WHAT IS NEEDED
Pull out every line from the listing that has the word "this".

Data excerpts
* BEGIN *

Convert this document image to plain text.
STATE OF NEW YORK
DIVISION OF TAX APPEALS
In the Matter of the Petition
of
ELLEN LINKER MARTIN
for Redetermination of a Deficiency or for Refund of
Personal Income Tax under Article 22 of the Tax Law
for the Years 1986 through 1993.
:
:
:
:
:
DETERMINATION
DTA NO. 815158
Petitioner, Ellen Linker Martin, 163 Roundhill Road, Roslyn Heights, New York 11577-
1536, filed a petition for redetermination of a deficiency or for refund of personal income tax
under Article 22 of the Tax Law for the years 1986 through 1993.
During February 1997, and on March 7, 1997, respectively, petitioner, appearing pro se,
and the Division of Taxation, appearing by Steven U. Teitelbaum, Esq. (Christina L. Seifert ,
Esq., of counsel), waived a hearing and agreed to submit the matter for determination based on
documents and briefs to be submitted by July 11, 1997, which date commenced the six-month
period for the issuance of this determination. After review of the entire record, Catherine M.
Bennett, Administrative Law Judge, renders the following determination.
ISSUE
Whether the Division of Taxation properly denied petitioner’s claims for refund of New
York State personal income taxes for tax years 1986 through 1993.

* END *

THE REPLY
Convert this document image to plain text.
period for the issuance of this determination. After review of the entire record, Catherine M.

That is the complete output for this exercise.